▶ [TASK STATEMENT]: Copy out the records precisely, omitting pictures.

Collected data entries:
============

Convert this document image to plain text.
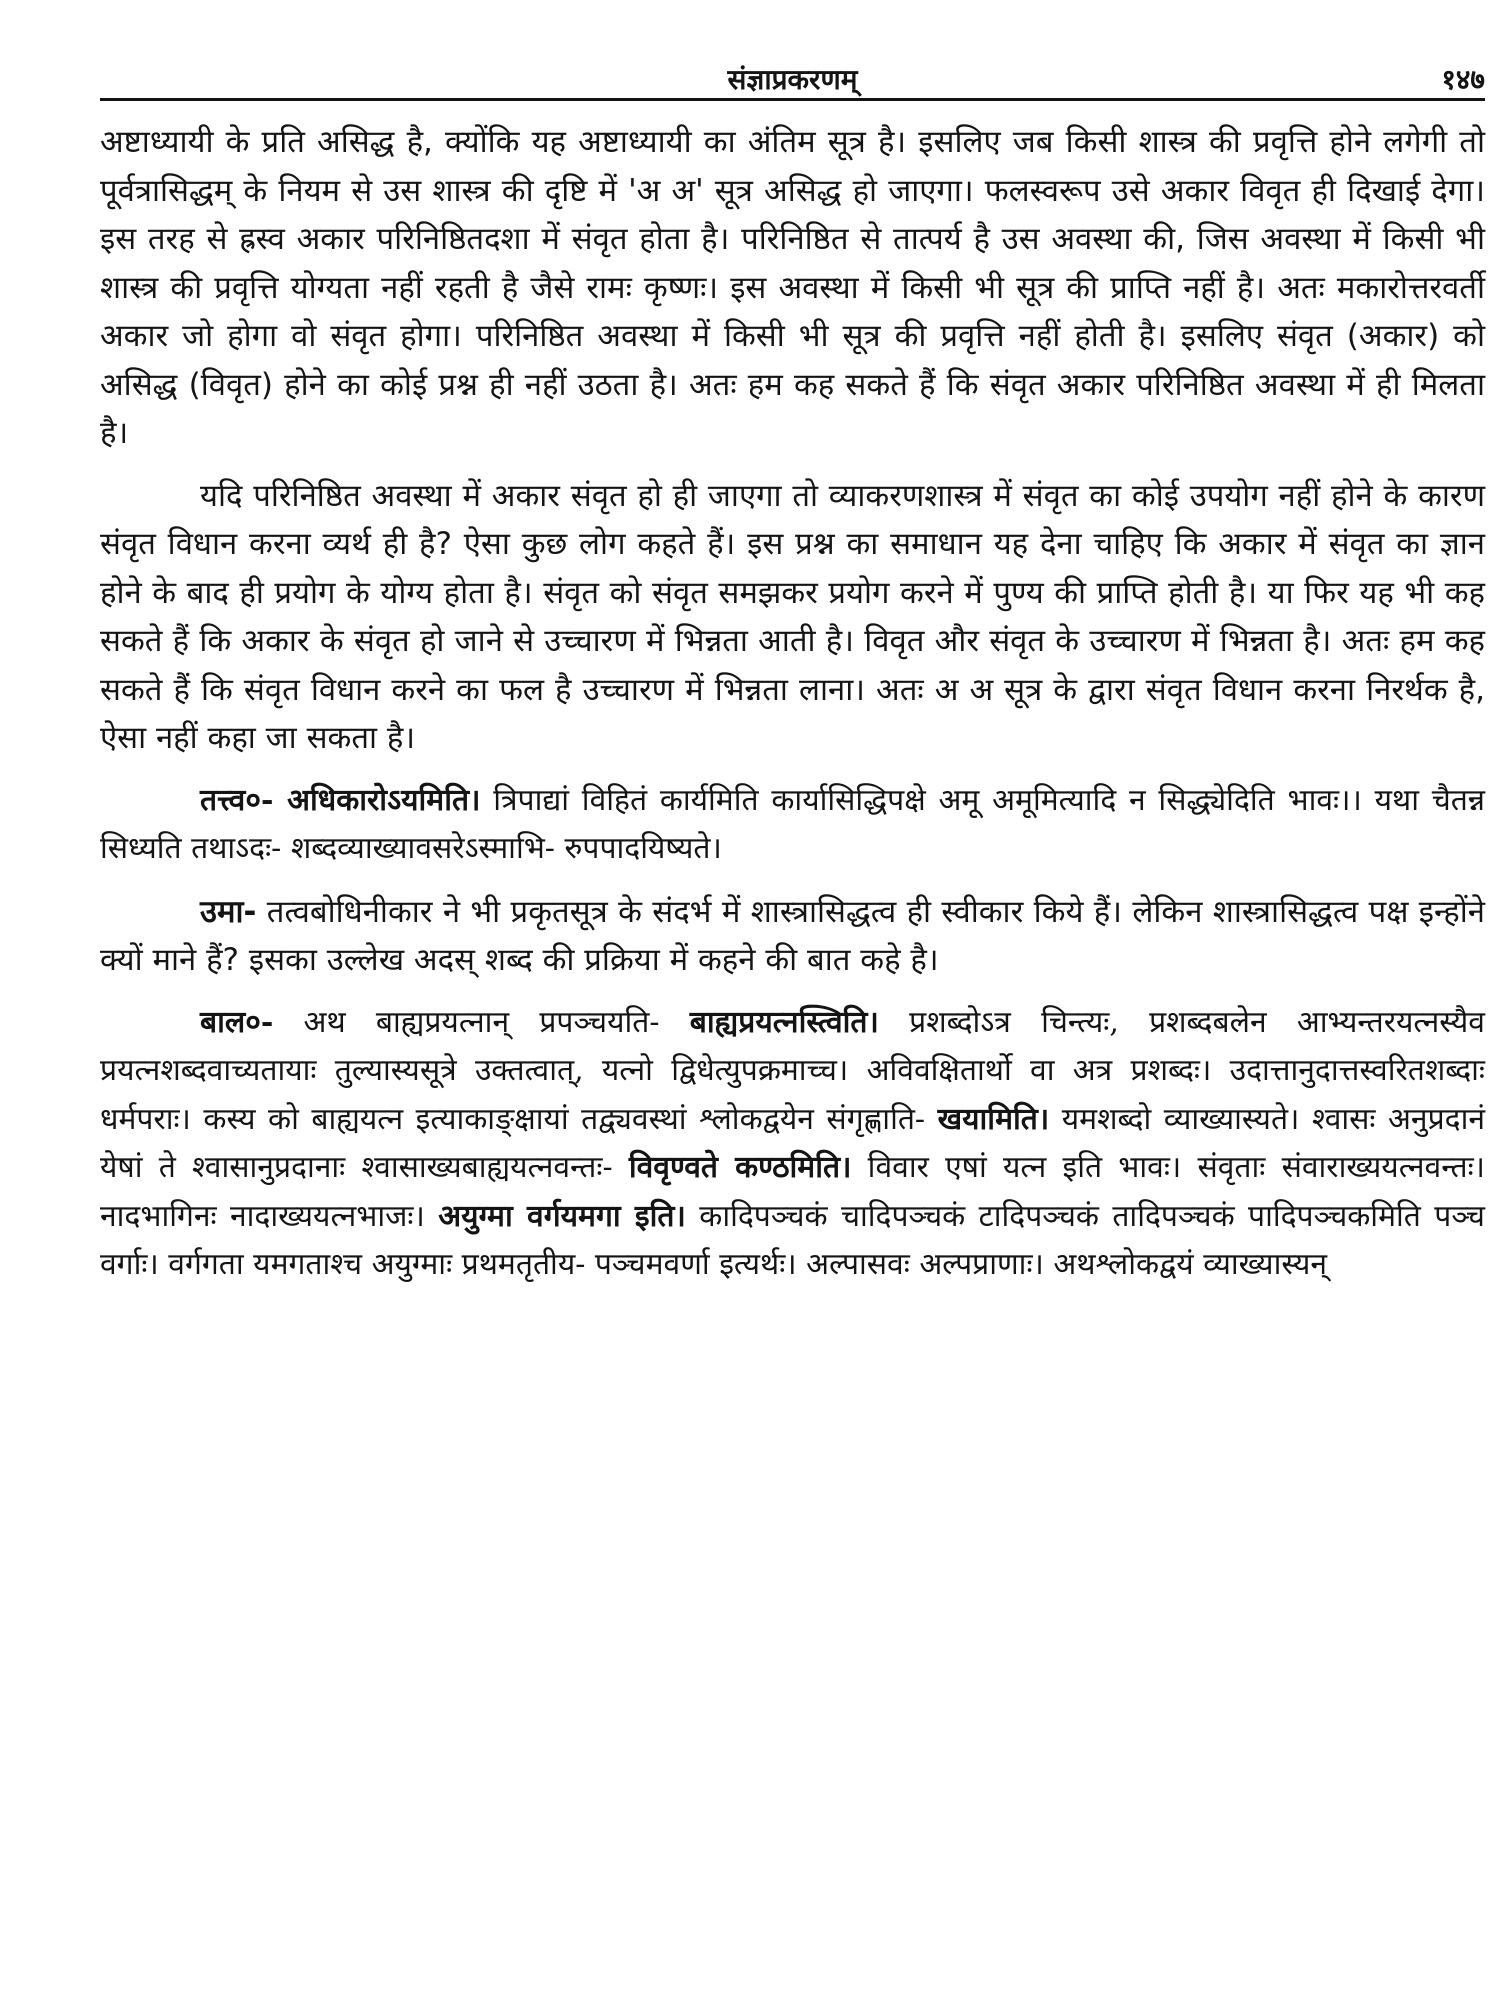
संज्ञाप्रकरणम्	१४७

अष्टाध्यायी के प्रति असिद्ध है, क्योंकि यह अष्टाध्यायी का अंतिम सूत्र है। इसलिए जब किसी शास्त्र की प्रवृत्ति होने लगेगी तो पूर्वत्रासिद्धम् के नियम से उस शास्त्र की दृष्टि में 'अ अ' सूत्र असिद्ध हो जाएगा। फलस्वरूप उसे अकार विवृत ही दिखाई देगा। इस तरह से ह्रस्व अकार परिनिष्ठितदशा में संवृत होता है। परिनिष्ठित से तात्पर्य है उस अवस्था की, जिस अवस्था में किसी भी शास्त्र की प्रवृत्ति योग्यता नहीं रहती है जैसे रामः कृष्णः। इस अवस्था में किसी भी सूत्र की प्राप्ति नहीं है। अतः मकारोत्तरवर्ती अकार जो होगा वो संवृत होगा। परिनिष्ठित अवस्था में किसी भी सूत्र की प्रवृत्ति नहीं होती है। इसलिए संवृत (अकार) को असिद्ध (विवृत) होने का कोई प्रश्न ही नहीं उठता है। अतः हम कह सकते हैं कि संवृत अकार परिनिष्ठित अवस्था में ही मिलता है।

यदि परिनिष्ठित अवस्था में अकार संवृत हो ही जाएगा तो व्याकरणशास्त्र में संवृत का कोई उपयोग नहीं होने के कारण संवृत विधान करना व्यर्थ ही है? ऐसा कुछ लोग कहते हैं। इस प्रश्न का समाधान यह देना चाहिए कि अकार में संवृत का ज्ञान होने के बाद ही प्रयोग के योग्य होता है। संवृत को संवृत समझकर प्रयोग करने में पुण्य की प्राप्ति होती है। या फिर यह भी कह सकते हैं कि अकार के संवृत हो जाने से उच्चारण में भिन्नता आती है। विवृत और संवृत के उच्चारण में भिन्नता है। अतः हम कह सकते हैं कि संवृत विधान करने का फल है उच्चारण में भिन्नता लाना। अतः अ अ सूत्र के द्वारा संवृत विधान करना निरर्थक है, ऐसा नहीं कहा जा सकता है।

तत्त्व०- अधिकारोऽयमिति। त्रिपाद्यां विहितं कार्यमिति कार्यासिद्धिपक्षे अमू अमूमित्यादि न सिद्ध्येदिति भावः।। यथा चैतन्न सिध्यति तथाऽदः- शब्दव्याख्यावसरेऽस्माभि- रुपपादयिष्यते।

उमा- तत्वबोधिनीकार ने भी प्रकृतसूत्र के संदर्भ में शास्त्रासिद्धत्व ही स्वीकार किये हैं। लेकिन शास्त्रासिद्धत्व पक्ष इन्होंने क्यों माने हैं? इसका उल्लेख अदस् शब्द की प्रक्रिया में कहने की बात कहे है।

बाल०- अथ बाह्यप्रयत्नान् प्रपञ्चयति- बाह्यप्रयत्नस्त्विति। प्रशब्दोऽत्र चिन्त्यः, प्रशब्दबलेन आभ्यन्तरयत्नस्यैव प्रयत्नशब्दवाच्यतायाः तुल्यास्यसूत्रे उक्तत्वात्, यत्नो द्विधेत्युपक्रमाच्च। अविवक्षितार्थो वा अत्र प्रशब्दः। उदात्तानुदात्तस्वरितशब्दाः धर्मपराः। कस्य को बाह्ययत्न इत्याकाङ्क्षायां तद्व्यवस्थां श्लोकद्वयेन संगृह्णाति- खयामिति। यमशब्दो व्याख्यास्यते। श्वासः अनुप्रदानं येषां ते श्वासानुप्रदानाः श्वासाख्यबाह्ययत्नवन्तः- विवृण्वते कण्ठमिति। विवार एषां यत्न इति भावः। संवृताः संवाराख्ययत्नवन्तः। नादभागिनः नादाख्ययत्नभाजः। अयुग्मा वर्गयमगा इति। कादिपञ्चकं चादिपञ्चकं टादिपञ्चकं तादिपञ्चकं पादिपञ्चकमिति पञ्च वर्गाः। वर्गगता यमगताश्च अयुग्माः प्रथमतृतीय- पञ्चमवर्णा इत्यर्थः। अल्पासवः अल्पप्राणाः। अथश्लोकद्वयं व्याख्यास्यन्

============

▶ [SOLUTION]:
Convert this document image to plain text.
संज्ञाप्रकरणम्	१४७

अष्टाध्यायी के प्रति असिद्ध है, क्योंकि यह अष्टाध्यायी का अंतिम सूत्र है। इसलिए जब किसी शास्त्र की प्रवृत्ति होने लगेगी तो पूर्वत्रासिद्धम् के नियम से उस शास्त्र की दृष्टि में 'अ अ' सूत्र असिद्ध हो जाएगा। फलस्वरूप उसे अकार विवृत ही दिखाई देगा। इस तरह से ह्रस्व अकार परिनिष्ठितदशा में संवृत होता है। परिनिष्ठित से तात्पर्य है उस अवस्था की, जिस अवस्था में किसी भी शास्त्र की प्रवृत्ति योग्यता नहीं रहती है जैसे रामः कृष्णः। इस अवस्था में किसी भी सूत्र की प्राप्ति नहीं है। अतः मकारोत्तरवर्ती अकार जो होगा वो संवृत होगा। परिनिष्ठित अवस्था में किसी भी सूत्र की प्रवृत्ति नहीं होती है। इसलिए संवृत (अकार) को असिद्ध (विवृत) होने का कोई प्रश्न ही नहीं उठता है। अतः हम कह सकते हैं कि संवृत अकार परिनिष्ठित अवस्था में ही मिलता है।

यदि परिनिष्ठित अवस्था में अकार संवृत हो ही जाएगा तो व्याकरणशास्त्र में संवृत का कोई उपयोग नहीं होने के कारण संवृत विधान करना व्यर्थ ही है? ऐसा कुछ लोग कहते हैं। इस प्रश्न का समाधान यह देना चाहिए कि अकार में संवृत का ज्ञान होने के बाद ही प्रयोग के योग्य होता है। संवृत को संवृत समझकर प्रयोग करने में पुण्य की प्राप्ति होती है। या फिर यह भी कह सकते हैं कि अकार के संवृत हो जाने से उच्चारण में भिन्नता आती है। विवृत और संवृत के उच्चारण में भिन्नता है। अतः हम कह सकते हैं कि संवृत विधान करने का फल है उच्चारण में भिन्नता लाना। अतः अ अ सूत्र के द्वारा संवृत विधान करना निरर्थक है, ऐसा नहीं कहा जा सकता है।

तत्त्व०- अधिकारोऽयमिति। त्रिपाद्यां विहितं कार्यमिति कार्यासिद्धिपक्षे अमू अमूमित्यादि न सिद्ध्येदिति भावः।। यथा चैतन्न सिध्यति तथाऽदः- शब्दव्याख्यावसरेऽस्माभि- रुपपादयिष्यते।

उमा- तत्वबोधिनीकार ने भी प्रकृतसूत्र के संदर्भ में शास्त्रासिद्धत्व ही स्वीकार किये हैं। लेकिन शास्त्रासिद्धत्व पक्ष इन्होंने क्यों माने हैं? इसका उल्लेख अदस् शब्द की प्रक्रिया में कहने की बात कहे है।

बाल०- अथ बाह्यप्रयत्नान् प्रपञ्चयति- बाह्यप्रयत्नस्त्विति। प्रशब्दोऽत्र चिन्त्यः, प्रशब्दबलेन आभ्यन्तरयत्नस्यैव प्रयत्नशब्दवाच्यतायाः तुल्यास्यसूत्रे उक्तत्वात्, यत्नो द्विधेत्युपक्रमाच्च। अविवक्षितार्थो वा अत्र प्रशब्दः। उदात्तानुदात्तस्वरितशब्दाः धर्मपराः। कस्य को बाह्ययत्न इत्याकाङ्क्षायां तद्व्यवस्थां श्लोकद्वयेन संगृह्णाति- खयामिति। यमशब्दो व्याख्यास्यते। श्वासः अनुप्रदानं येषां ते श्वासानुप्रदानाः श्वासाख्यबाह्ययत्नवन्तः- विवृण्वते कण्ठमिति। विवार एषां यत्न इति भावः। संवृताः संवाराख्ययत्नवन्तः। नादभागिनः नादाख्ययत्नभाजः। अयुग्मा वर्गयमगा इति। कादिपञ्चकं चादिपञ्चकं टादिपञ्चकं तादिपञ्चकं पादिपञ्चकमिति पञ्च वर्गाः। वर्गगता यमगताश्च अयुग्माः प्रथमतृतीय- पञ्चमवर्णा इत्यर्थः। अल्पासवः अल्पप्राणाः। अथश्लोकद्वयं व्याख्यास्यन्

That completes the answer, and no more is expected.